>> START Data provided

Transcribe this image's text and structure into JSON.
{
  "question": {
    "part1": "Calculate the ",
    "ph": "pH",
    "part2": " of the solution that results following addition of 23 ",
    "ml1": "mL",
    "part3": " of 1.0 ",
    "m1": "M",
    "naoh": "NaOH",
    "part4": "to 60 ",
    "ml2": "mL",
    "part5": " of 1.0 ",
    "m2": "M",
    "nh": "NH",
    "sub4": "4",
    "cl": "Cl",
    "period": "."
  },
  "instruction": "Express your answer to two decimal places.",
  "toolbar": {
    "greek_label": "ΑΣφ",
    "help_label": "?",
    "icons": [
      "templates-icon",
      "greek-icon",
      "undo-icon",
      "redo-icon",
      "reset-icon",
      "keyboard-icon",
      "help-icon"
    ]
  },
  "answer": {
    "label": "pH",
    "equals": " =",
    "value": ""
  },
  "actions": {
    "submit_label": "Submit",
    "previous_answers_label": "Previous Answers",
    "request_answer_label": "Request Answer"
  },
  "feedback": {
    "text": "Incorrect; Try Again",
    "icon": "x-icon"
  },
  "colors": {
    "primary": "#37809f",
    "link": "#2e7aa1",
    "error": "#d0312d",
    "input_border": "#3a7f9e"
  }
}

>> END Data provided

Exercise details
Among the entries above, how many lines include the word "text"? Reply with the number only.

Answer for this exercise
2